▸ **Objective**
Reproduce exactly the lines from the one containing "Type out the text in this image." through the last line of the records below, both included, and nothing else.

Stored data entries:
______

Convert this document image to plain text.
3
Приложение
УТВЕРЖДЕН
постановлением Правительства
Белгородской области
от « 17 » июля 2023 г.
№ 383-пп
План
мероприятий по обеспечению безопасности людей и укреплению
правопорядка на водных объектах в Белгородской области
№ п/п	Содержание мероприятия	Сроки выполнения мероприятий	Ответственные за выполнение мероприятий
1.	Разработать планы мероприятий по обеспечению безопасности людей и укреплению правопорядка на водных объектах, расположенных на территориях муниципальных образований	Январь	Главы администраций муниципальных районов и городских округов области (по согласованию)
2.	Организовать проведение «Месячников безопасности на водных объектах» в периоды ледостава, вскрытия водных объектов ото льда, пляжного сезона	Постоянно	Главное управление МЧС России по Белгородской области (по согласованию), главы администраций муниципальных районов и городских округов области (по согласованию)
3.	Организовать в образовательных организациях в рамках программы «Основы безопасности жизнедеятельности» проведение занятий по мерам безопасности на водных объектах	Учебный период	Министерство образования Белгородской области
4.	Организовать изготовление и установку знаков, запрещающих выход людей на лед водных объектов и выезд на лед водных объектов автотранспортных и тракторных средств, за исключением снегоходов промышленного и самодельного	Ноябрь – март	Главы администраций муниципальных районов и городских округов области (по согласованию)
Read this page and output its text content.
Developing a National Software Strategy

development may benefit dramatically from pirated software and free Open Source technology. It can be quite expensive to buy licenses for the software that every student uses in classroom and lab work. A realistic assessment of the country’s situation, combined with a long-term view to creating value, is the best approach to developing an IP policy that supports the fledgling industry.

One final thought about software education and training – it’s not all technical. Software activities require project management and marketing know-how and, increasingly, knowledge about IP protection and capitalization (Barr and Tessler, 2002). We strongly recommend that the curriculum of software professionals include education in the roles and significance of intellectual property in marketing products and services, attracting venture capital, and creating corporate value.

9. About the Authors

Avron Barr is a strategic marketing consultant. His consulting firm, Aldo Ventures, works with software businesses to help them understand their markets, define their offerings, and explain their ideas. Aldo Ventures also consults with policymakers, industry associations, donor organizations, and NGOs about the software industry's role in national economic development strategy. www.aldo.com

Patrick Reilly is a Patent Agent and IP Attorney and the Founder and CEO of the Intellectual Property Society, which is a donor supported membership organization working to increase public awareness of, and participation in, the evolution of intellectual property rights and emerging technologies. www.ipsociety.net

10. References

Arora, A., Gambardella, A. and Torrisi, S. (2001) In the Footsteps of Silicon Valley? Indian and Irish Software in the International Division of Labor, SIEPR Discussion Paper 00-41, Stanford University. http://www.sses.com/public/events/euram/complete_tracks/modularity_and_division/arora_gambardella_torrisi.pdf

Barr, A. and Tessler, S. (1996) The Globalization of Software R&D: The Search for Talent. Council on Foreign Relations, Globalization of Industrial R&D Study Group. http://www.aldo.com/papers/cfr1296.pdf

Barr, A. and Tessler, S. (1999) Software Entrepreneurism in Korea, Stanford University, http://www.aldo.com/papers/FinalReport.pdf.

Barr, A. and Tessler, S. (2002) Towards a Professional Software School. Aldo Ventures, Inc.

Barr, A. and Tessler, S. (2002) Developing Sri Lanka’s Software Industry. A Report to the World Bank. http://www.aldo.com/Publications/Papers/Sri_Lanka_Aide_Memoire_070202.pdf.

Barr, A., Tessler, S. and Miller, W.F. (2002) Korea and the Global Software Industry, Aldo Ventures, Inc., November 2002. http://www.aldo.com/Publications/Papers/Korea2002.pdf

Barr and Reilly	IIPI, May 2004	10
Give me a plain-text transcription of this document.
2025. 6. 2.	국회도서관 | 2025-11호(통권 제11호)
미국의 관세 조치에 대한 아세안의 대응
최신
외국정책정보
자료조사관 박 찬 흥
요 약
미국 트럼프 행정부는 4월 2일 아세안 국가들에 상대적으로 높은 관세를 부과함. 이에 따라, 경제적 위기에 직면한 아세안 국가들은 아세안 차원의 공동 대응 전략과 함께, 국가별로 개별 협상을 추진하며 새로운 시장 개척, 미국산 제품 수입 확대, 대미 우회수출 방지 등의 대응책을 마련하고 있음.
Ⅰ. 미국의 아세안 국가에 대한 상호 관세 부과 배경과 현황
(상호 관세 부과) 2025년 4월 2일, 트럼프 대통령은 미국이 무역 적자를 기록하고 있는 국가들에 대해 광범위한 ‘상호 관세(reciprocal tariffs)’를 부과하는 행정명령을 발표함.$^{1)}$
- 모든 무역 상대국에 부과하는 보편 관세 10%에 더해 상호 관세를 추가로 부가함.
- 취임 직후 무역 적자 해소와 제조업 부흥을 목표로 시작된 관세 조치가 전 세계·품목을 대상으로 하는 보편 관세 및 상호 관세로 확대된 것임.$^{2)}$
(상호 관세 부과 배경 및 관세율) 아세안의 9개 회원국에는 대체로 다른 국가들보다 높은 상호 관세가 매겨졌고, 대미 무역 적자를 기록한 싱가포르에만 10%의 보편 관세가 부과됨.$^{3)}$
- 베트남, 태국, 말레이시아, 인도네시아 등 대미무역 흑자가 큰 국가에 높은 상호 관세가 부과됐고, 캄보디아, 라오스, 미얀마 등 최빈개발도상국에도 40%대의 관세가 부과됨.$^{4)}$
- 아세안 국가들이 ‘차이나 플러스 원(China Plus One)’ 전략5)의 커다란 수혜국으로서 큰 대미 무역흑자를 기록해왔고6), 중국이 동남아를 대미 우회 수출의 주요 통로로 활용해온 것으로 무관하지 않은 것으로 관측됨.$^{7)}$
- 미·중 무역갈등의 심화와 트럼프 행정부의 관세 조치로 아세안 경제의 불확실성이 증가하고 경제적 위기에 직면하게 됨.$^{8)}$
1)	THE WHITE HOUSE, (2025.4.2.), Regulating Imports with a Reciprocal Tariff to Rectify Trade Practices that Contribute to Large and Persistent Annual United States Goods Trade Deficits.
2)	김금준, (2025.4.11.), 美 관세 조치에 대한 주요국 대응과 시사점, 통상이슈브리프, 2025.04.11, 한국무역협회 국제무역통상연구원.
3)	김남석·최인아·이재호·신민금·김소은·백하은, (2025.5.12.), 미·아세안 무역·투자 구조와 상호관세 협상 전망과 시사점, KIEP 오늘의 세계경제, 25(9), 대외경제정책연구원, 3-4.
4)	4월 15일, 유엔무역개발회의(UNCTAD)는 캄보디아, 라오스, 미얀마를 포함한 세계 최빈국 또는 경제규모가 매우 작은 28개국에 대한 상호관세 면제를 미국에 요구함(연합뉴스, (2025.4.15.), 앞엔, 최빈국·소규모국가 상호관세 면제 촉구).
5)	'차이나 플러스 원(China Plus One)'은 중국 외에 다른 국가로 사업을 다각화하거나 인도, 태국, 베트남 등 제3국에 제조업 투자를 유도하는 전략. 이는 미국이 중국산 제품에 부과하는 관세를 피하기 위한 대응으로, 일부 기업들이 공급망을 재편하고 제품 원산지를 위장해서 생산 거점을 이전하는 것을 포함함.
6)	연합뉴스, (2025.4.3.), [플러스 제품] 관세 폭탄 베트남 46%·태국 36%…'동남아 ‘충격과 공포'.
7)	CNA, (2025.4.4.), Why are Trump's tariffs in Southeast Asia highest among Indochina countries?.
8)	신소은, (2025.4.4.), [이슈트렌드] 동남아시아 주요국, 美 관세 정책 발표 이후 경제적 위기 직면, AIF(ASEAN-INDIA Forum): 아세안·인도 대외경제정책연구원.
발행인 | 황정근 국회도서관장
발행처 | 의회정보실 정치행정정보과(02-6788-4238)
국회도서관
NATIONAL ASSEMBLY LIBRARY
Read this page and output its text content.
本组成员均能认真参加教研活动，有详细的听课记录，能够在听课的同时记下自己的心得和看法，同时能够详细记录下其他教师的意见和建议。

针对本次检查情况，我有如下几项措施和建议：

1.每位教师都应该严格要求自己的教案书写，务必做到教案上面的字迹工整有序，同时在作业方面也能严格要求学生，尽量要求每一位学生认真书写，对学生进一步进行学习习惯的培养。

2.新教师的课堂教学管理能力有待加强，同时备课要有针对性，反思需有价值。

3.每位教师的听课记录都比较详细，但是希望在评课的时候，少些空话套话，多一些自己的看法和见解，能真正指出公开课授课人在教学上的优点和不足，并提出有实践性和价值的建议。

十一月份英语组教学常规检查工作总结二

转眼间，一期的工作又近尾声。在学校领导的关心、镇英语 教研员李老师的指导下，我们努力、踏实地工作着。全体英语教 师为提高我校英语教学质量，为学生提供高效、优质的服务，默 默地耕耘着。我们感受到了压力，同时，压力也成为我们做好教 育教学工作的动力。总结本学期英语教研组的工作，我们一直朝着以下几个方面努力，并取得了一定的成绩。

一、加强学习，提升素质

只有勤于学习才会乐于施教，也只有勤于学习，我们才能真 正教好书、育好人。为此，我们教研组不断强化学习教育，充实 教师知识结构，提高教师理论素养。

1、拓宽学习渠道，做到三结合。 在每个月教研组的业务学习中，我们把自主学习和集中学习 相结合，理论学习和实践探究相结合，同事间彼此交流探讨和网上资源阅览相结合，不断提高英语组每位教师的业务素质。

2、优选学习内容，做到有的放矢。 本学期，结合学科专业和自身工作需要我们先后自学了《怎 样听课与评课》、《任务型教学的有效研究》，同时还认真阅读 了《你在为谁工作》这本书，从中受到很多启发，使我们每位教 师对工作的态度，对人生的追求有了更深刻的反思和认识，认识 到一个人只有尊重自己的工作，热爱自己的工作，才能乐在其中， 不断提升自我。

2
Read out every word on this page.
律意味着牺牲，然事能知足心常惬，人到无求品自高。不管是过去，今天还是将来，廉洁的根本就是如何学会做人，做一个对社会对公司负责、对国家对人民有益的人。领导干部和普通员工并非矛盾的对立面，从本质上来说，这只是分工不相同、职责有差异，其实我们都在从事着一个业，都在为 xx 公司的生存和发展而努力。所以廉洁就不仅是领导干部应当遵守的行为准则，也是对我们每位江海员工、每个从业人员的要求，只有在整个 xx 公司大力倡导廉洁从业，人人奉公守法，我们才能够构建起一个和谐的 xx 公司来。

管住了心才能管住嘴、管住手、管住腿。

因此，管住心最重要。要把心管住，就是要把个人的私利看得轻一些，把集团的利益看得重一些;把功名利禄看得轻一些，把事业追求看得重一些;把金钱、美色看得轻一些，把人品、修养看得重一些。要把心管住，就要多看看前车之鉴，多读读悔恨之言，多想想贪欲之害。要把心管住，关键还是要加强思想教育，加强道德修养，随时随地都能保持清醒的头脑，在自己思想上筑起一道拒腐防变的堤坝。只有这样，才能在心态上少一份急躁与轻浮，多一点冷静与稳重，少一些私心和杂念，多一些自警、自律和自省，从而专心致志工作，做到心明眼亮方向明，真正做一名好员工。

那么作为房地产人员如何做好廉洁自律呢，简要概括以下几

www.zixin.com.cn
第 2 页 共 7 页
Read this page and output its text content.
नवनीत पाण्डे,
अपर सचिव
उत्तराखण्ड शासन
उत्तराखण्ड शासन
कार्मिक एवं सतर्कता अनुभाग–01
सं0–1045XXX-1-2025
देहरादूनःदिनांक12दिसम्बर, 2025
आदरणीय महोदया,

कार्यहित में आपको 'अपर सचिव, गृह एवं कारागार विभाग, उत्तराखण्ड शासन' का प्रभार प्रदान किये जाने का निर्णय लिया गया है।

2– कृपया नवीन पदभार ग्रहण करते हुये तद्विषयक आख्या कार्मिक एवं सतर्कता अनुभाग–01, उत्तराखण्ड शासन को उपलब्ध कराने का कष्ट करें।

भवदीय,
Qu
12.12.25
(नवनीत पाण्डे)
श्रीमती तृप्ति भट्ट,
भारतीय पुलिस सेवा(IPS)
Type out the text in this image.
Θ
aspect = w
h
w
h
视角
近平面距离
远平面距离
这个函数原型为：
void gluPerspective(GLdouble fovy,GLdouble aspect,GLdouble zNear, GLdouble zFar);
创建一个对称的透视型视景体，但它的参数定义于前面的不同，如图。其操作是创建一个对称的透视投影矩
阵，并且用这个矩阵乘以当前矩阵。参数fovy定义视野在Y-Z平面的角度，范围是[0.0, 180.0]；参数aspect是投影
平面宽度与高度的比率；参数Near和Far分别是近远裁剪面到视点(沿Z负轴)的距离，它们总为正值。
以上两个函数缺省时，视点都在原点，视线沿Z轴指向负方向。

______

▸ **Exercise result**
Type out the text in this image.
Θ
aspect = w
h
w
h
视角
近平面距离
远平面距离
这个函数原型为：
void gluPerspective(GLdouble fovy,GLdouble aspect,GLdouble zNear, GLdouble zFar);
创建一个对称的透视型视景体，但它的参数定义于前面的不同，如图。其操作是创建一个对称的透视投影矩
阵，并且用这个矩阵乘以当前矩阵。参数fovy定义视野在Y-Z平面的角度，范围是[0.0, 180.0]；参数aspect是投影
平面宽度与高度的比率；参数Near和Far分别是近远裁剪面到视点(沿Z负轴)的距离，它们总为正值。
以上两个函数缺省时，视点都在原点，视线沿Z轴指向负方向。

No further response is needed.